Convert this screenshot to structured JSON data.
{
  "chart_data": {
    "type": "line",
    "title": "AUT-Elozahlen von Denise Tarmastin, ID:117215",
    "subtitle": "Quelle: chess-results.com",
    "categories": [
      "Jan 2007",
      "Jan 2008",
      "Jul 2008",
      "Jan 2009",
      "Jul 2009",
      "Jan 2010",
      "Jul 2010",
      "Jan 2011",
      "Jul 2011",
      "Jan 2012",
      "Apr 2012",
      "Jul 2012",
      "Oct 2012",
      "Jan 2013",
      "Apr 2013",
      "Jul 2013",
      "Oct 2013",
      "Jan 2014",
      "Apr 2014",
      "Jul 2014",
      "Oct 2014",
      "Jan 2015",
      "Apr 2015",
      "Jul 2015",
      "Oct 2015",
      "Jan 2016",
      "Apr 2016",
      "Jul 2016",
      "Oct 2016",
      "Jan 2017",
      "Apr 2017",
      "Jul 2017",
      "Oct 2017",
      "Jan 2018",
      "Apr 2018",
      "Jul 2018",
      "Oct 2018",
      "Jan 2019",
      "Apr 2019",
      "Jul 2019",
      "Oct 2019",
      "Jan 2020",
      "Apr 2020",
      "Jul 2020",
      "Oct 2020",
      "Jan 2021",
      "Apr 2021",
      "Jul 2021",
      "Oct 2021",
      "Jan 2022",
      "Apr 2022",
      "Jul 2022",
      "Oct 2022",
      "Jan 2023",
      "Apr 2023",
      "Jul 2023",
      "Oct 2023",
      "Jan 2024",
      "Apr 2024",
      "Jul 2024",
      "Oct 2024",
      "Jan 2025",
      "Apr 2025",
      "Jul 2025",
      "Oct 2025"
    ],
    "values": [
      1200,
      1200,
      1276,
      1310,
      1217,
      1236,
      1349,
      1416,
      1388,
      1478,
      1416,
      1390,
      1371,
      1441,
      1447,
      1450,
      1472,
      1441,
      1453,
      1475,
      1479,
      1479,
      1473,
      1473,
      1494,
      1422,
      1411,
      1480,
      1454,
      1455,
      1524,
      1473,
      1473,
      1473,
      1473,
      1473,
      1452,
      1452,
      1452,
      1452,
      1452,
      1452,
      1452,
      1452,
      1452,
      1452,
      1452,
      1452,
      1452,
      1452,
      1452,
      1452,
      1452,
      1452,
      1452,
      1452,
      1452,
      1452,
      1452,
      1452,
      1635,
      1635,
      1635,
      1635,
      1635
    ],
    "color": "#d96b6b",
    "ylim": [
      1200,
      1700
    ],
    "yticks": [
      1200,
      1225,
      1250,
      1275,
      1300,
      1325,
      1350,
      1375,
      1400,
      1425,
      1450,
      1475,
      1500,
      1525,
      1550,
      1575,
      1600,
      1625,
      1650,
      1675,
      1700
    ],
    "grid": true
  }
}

········

Exercise prompt:
Reproduce the data in full, exactly as presented.

Expected answer:
Convert this screenshot to structured JSON data.
{
  "chart_data": {
    "type": "line",
    "title": "AUT-Elozahlen von Denise Tarmastin, ID:117215",
    "subtitle": "Quelle: chess-results.com",
    "categories": [
      "Jan 2007",
      "Jan 2008",
      "Jul 2008",
      "Jan 2009",
      "Jul 2009",
      "Jan 2010",
      "Jul 2010",
      "Jan 2011",
      "Jul 2011",
      "Jan 2012",
      "Apr 2012",
      "Jul 2012",
      "Oct 2012",
      "Jan 2013",
      "Apr 2013",
      "Jul 2013",
      "Oct 2013",
      "Jan 2014",
      "Apr 2014",
      "Jul 2014",
      "Oct 2014",
      "Jan 2015",
      "Apr 2015",
      "Jul 2015",
      "Oct 2015",
      "Jan 2016",
      "Apr 2016",
      "Jul 2016",
      "Oct 2016",
      "Jan 2017",
      "Apr 2017",
      "Jul 2017",
      "Oct 2017",
      "Jan 2018",
      "Apr 2018",
      "Jul 2018",
      "Oct 2018",
      "Jan 2019",
      "Apr 2019",
      "Jul 2019",
      "Oct 2019",
      "Jan 2020",
      "Apr 2020",
      "Jul 2020",
      "Oct 2020",
      "Jan 2021",
      "Apr 2021",
      "Jul 2021",
      "Oct 2021",
      "Jan 2022",
      "Apr 2022",
      "Jul 2022",
      "Oct 2022",
      "Jan 2023",
      "Apr 2023",
      "Jul 2023",
      "Oct 2023",
      "Jan 2024",
      "Apr 2024",
      "Jul 2024",
      "Oct 2024",
      "Jan 2025",
      "Apr 2025",
      "Jul 2025",
      "Oct 2025"
    ],
    "values": [
      1200,
      1200,
      1276,
      1310,
      1217,
      1236,
      1349,
      1416,
      1388,
      1478,
      1416,
      1390,
      1371,
      1441,
      1447,
      1450,
      1472,
      1441,
      1453,
      1475,
      1479,
      1479,
      1473,
      1473,
      1494,
      1422,
      1411,
      1480,
      1454,
      1455,
      1524,
      1473,
      1473,
      1473,
      1473,
      1473,
      1452,
      1452,
      1452,
      1452,
      1452,
      1452,
      1452,
      1452,
      1452,
      1452,
      1452,
      1452,
      1452,
      1452,
      1452,
      1452,
      1452,
      1452,
      1452,
      1452,
      1452,
      1452,
      1452,
      1452,
      1635,
      1635,
      1635,
      1635,
      1635
    ],
    "color": "#d96b6b",
    "ylim": [
      1200,
      1700
    ],
    "yticks": [
      1200,
      1225,
      1250,
      1275,
      1300,
      1325,
      1350,
      1375,
      1400,
      1425,
      1450,
      1475,
      1500,
      1525,
      1550,
      1575,
      1600,
      1625,
      1650,
      1675,
      1700
    ],
    "grid": true
  }
}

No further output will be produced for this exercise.